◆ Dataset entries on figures
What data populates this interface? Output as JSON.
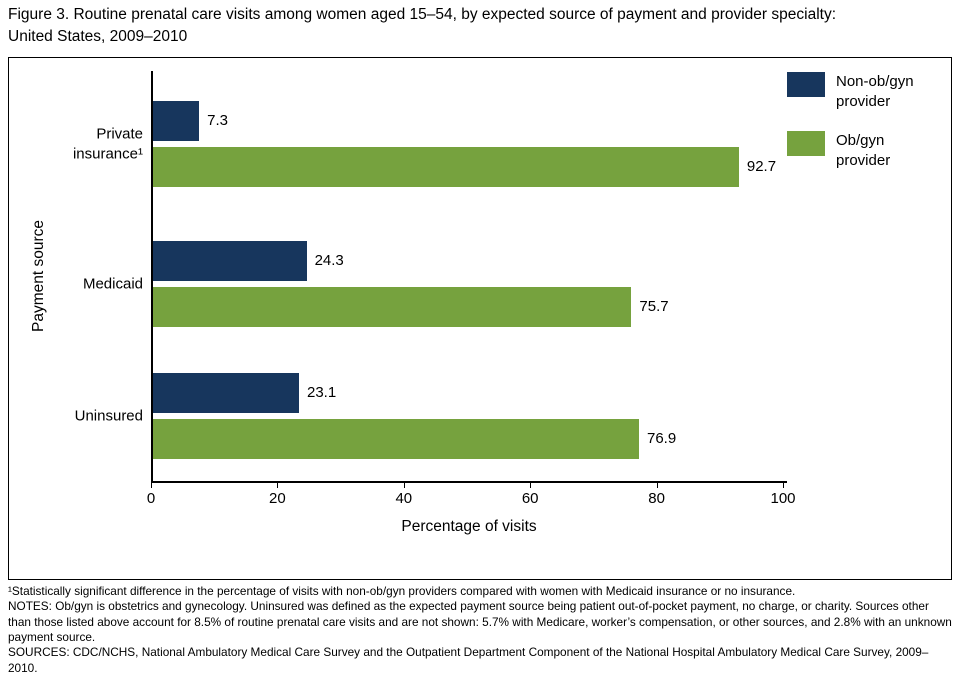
{
  "figure_title": {
    "line1": "Figure 3. Routine prenatal care visits among women aged 15–54, by expected source of payment and provider specialty:",
    "line2": "United States, 2009–2010"
  },
  "chart_data": {
    "type": "bar",
    "orientation": "horizontal",
    "categories": [
      "Private insurance¹",
      "Medicaid",
      "Uninsured"
    ],
    "series": [
      {
        "name": "Non-ob/gyn provider",
        "color": "#17365D",
        "values": [
          7.3,
          24.3,
          23.1
        ]
      },
      {
        "name": "Ob/gyn provider",
        "color": "#76A23E",
        "values": [
          92.7,
          75.7,
          76.9
        ]
      }
    ],
    "xlabel": "Percentage of visits",
    "ylabel": "Payment source",
    "xlim": [
      0,
      100
    ],
    "xticks": [
      0,
      20,
      40,
      60,
      80,
      100
    ],
    "value_labels": true,
    "legend_position": "top-right",
    "grid": false
  },
  "footnotes": [
    "¹Statistically significant difference in the percentage of visits with non-ob/gyn providers compared with women with Medicaid insurance or no insurance.",
    "NOTES: Ob/gyn is obstetrics and gynecology. Uninsured was defined as the expected payment source being patient out-of-pocket payment, no charge, or charity. Sources other than those listed above account for 8.5% of routine prenatal care visits and are not shown: 5.7% with Medicare, worker’s compensation, or other sources, and 2.8% with an unknown payment source.",
    "SOURCES: CDC/NCHS, National Ambulatory Medical Care Survey and the Outpatient Department Component of the National Hospital Ambulatory Medical Care Survey, 2009–2010."
  ]
}
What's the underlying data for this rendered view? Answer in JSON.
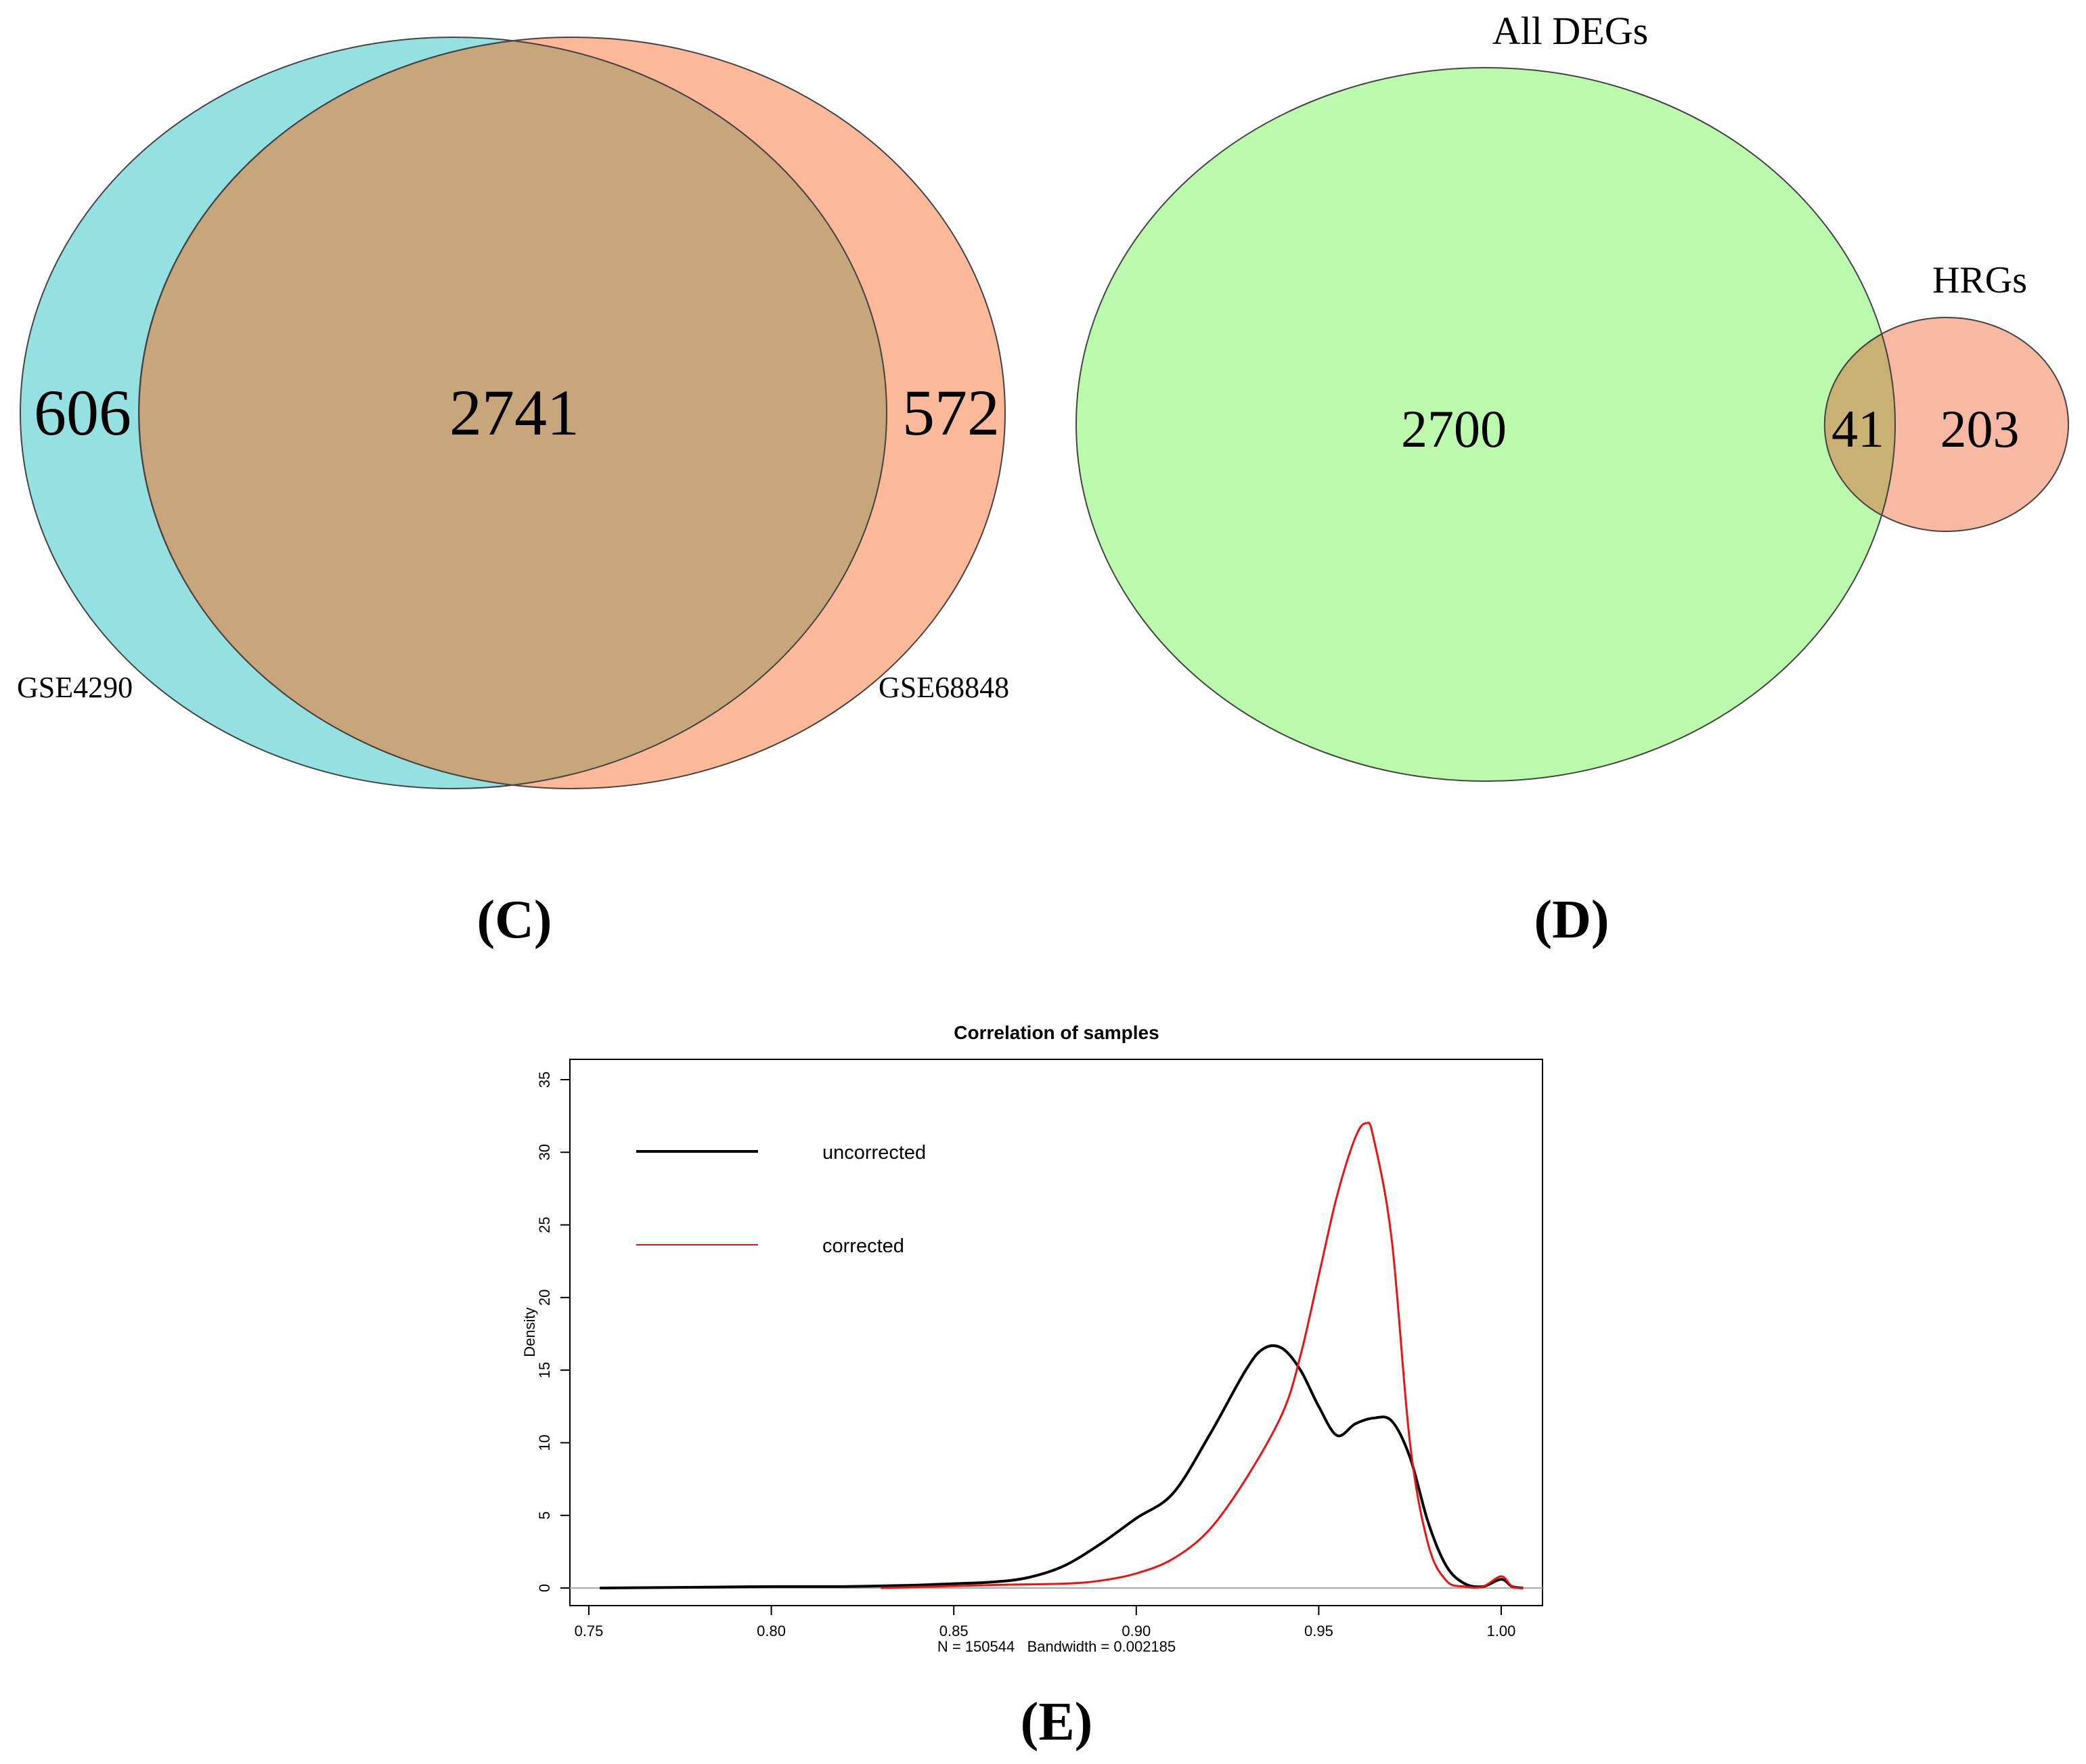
{
  "panels": {
    "c": {
      "label": "(C)"
    },
    "d": {
      "label": "(D)"
    },
    "e": {
      "label": "(E)"
    }
  },
  "chart_data": [
    {
      "type": "venn",
      "panel": "(C)",
      "sets": [
        {
          "name": "GSE4290",
          "color": "#3ec8c8",
          "only": 606
        },
        {
          "name": "GSE68848",
          "color": "#fa8a55",
          "only": 572
        }
      ],
      "intersection": 2741,
      "counts_text": {
        "left": "606",
        "center": "2741",
        "right": "572"
      }
    },
    {
      "type": "venn",
      "panel": "(D)",
      "sets": [
        {
          "name": "All DEGs",
          "color": "#78f55a",
          "only": 2700
        },
        {
          "name": "HRGs",
          "color": "#f28a62",
          "only": 203
        }
      ],
      "intersection": 41,
      "counts_text": {
        "left": "2700",
        "center": "41",
        "right": "203"
      }
    },
    {
      "type": "line",
      "panel": "(E)",
      "title": "Correlation of samples",
      "xlabel": "N = 150544   Bandwidth = 0.002185",
      "ylabel": "Density",
      "xlim": [
        0.75,
        1.0
      ],
      "ylim": [
        0,
        35
      ],
      "xticks": [
        "0.75",
        "0.80",
        "0.85",
        "0.90",
        "0.95",
        "1.00"
      ],
      "yticks": [
        "0",
        "5",
        "10",
        "15",
        "20",
        "25",
        "30",
        "35"
      ],
      "legend": {
        "position": "top-left",
        "entries": [
          "uncorrected",
          "corrected"
        ]
      },
      "series": [
        {
          "name": "uncorrected",
          "color": "#000000",
          "points": [
            [
              0.753,
              0
            ],
            [
              0.78,
              0.05
            ],
            [
              0.8,
              0.1
            ],
            [
              0.82,
              0.1
            ],
            [
              0.84,
              0.2
            ],
            [
              0.85,
              0.3
            ],
            [
              0.86,
              0.4
            ],
            [
              0.87,
              0.7
            ],
            [
              0.88,
              1.5
            ],
            [
              0.89,
              3.0
            ],
            [
              0.9,
              4.8
            ],
            [
              0.91,
              6.5
            ],
            [
              0.92,
              10.5
            ],
            [
              0.93,
              15.0
            ],
            [
              0.935,
              16.5
            ],
            [
              0.94,
              16.5
            ],
            [
              0.945,
              15.0
            ],
            [
              0.95,
              12.5
            ],
            [
              0.955,
              10.5
            ],
            [
              0.96,
              11.3
            ],
            [
              0.965,
              11.7
            ],
            [
              0.97,
              11.5
            ],
            [
              0.975,
              9.0
            ],
            [
              0.98,
              4.5
            ],
            [
              0.985,
              1.5
            ],
            [
              0.99,
              0.3
            ],
            [
              0.995,
              0.1
            ],
            [
              1.0,
              0.6
            ],
            [
              1.003,
              0.1
            ],
            [
              1.006,
              0
            ]
          ]
        },
        {
          "name": "corrected",
          "color": "#ee1111",
          "points": [
            [
              0.83,
              0
            ],
            [
              0.86,
              0.2
            ],
            [
              0.88,
              0.3
            ],
            [
              0.89,
              0.5
            ],
            [
              0.9,
              1.0
            ],
            [
              0.91,
              2.0
            ],
            [
              0.92,
              4.0
            ],
            [
              0.93,
              7.5
            ],
            [
              0.94,
              12.0
            ],
            [
              0.945,
              16.0
            ],
            [
              0.95,
              21.5
            ],
            [
              0.955,
              27.0
            ],
            [
              0.96,
              31.0
            ],
            [
              0.963,
              32.0
            ],
            [
              0.965,
              31.0
            ],
            [
              0.97,
              24.0
            ],
            [
              0.975,
              10.0
            ],
            [
              0.98,
              3.0
            ],
            [
              0.985,
              0.5
            ],
            [
              0.99,
              0.1
            ],
            [
              0.995,
              0.1
            ],
            [
              1.0,
              0.8
            ],
            [
              1.003,
              0.1
            ],
            [
              1.006,
              0
            ]
          ]
        }
      ]
    }
  ]
}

◆ Written instruction
Quote in full the listing given above; the images are to be left out.

◆ Answer to this problem
What data populates this interface? Output as JSON.
{
  "figure_title": {
    "line1": "Figure 3. Routine prenatal care visits among women aged 15–54, by expected source of payment and provider specialty:",
    "line2": "United States, 2009–2010"
  },
  "chart_data": {
    "type": "bar",
    "orientation": "horizontal",
    "categories": [
      "Private insurance¹",
      "Medicaid",
      "Uninsured"
    ],
    "series": [
      {
        "name": "Non-ob/gyn provider",
        "color": "#17365D",
        "values": [
          7.3,
          24.3,
          23.1
        ]
      },
      {
        "name": "Ob/gyn provider",
        "color": "#76A23E",
        "values": [
          92.7,
          75.7,
          76.9
        ]
      }
    ],
    "xlabel": "Percentage of visits",
    "ylabel": "Payment source",
    "xlim": [
      0,
      100
    ],
    "xticks": [
      0,
      20,
      40,
      60,
      80,
      100
    ],
    "value_labels": true,
    "legend_position": "top-right",
    "grid": false
  },
  "footnotes": [
    "¹Statistically significant difference in the percentage of visits with non-ob/gyn providers compared with women with Medicaid insurance or no insurance.",
    "NOTES: Ob/gyn is obstetrics and gynecology. Uninsured was defined as the expected payment source being patient out-of-pocket payment, no charge, or charity. Sources other than those listed above account for 8.5% of routine prenatal care visits and are not shown: 5.7% with Medicare, worker’s compensation, or other sources, and 2.8% with an unknown payment source.",
    "SOURCES: CDC/NCHS, National Ambulatory Medical Care Survey and the Outpatient Department Component of the National Hospital Ambulatory Medical Care Survey, 2009–2010."
  ]
}
What's the underlying data for this rendered view? Answer in JSON.
{
  "panels": {
    "c": {
      "label": "(C)"
    },
    "d": {
      "label": "(D)"
    },
    "e": {
      "label": "(E)"
    }
  },
  "chart_data": [
    {
      "type": "venn",
      "panel": "(C)",
      "sets": [
        {
          "name": "GSE4290",
          "color": "#3ec8c8",
          "only": 606
        },
        {
          "name": "GSE68848",
          "color": "#fa8a55",
          "only": 572
        }
      ],
      "intersection": 2741,
      "counts_text": {
        "left": "606",
        "center": "2741",
        "right": "572"
      }
    },
    {
      "type": "venn",
      "panel": "(D)",
      "sets": [
        {
          "name": "All DEGs",
          "color": "#78f55a",
          "only": 2700
        },
        {
          "name": "HRGs",
          "color": "#f28a62",
          "only": 203
        }
      ],
      "intersection": 41,
      "counts_text": {
        "left": "2700",
        "center": "41",
        "right": "203"
      }
    },
    {
      "type": "line",
      "panel": "(E)",
      "title": "Correlation of samples",
      "xlabel": "N = 150544   Bandwidth = 0.002185",
      "ylabel": "Density",
      "xlim": [
        0.75,
        1.0
      ],
      "ylim": [
        0,
        35
      ],
      "xticks": [
        "0.75",
        "0.80",
        "0.85",
        "0.90",
        "0.95",
        "1.00"
      ],
      "yticks": [
        "0",
        "5",
        "10",
        "15",
        "20",
        "25",
        "30",
        "35"
      ],
      "legend": {
        "position": "top-left",
        "entries": [
          "uncorrected",
          "corrected"
        ]
      },
      "series": [
        {
          "name": "uncorrected",
          "color": "#000000",
          "points": [
            [
              0.753,
              0
            ],
            [
              0.78,
              0.05
            ],
            [
              0.8,
              0.1
            ],
            [
              0.82,
              0.1
            ],
            [
              0.84,
              0.2
            ],
            [
              0.85,
              0.3
            ],
            [
              0.86,
              0.4
            ],
            [
              0.87,
              0.7
            ],
            [
              0.88,
              1.5
            ],
            [
              0.89,
              3.0
            ],
            [
              0.9,
              4.8
            ],
            [
              0.91,
              6.5
            ],
            [
              0.92,
              10.5
            ],
            [
              0.93,
              15.0
            ],
            [
              0.935,
              16.5
            ],
            [
              0.94,
              16.5
            ],
            [
              0.945,
              15.0
            ],
            [
              0.95,
              12.5
            ],
            [
              0.955,
              10.5
            ],
            [
              0.96,
              11.3
            ],
            [
              0.965,
              11.7
            ],
            [
              0.97,
              11.5
            ],
            [
              0.975,
              9.0
            ],
            [
              0.98,
              4.5
            ],
            [
              0.985,
              1.5
            ],
            [
              0.99,
              0.3
            ],
            [
              0.995,
              0.1
            ],
            [
              1.0,
              0.6
            ],
            [
              1.003,
              0.1
            ],
            [
              1.006,
              0
            ]
          ]
        },
        {
          "name": "corrected",
          "color": "#ee1111",
          "points": [
            [
              0.83,
              0
            ],
            [
              0.86,
              0.2
            ],
            [
              0.88,
              0.3
            ],
            [
              0.89,
              0.5
            ],
            [
              0.9,
              1.0
            ],
            [
              0.91,
              2.0
            ],
            [
              0.92,
              4.0
            ],
            [
              0.93,
              7.5
            ],
            [
              0.94,
              12.0
            ],
            [
              0.945,
              16.0
            ],
            [
              0.95,
              21.5
            ],
            [
              0.955,
              27.0
            ],
            [
              0.96,
              31.0
            ],
            [
              0.963,
              32.0
            ],
            [
              0.965,
              31.0
            ],
            [
              0.97,
              24.0
            ],
            [
              0.975,
              10.0
            ],
            [
              0.98,
              3.0
            ],
            [
              0.985,
              0.5
            ],
            [
              0.99,
              0.1
            ],
            [
              0.995,
              0.1
            ],
            [
              1.0,
              0.8
            ],
            [
              1.003,
              0.1
            ],
            [
              1.006,
              0
            ]
          ]
        }
      ]
    }
  ]
}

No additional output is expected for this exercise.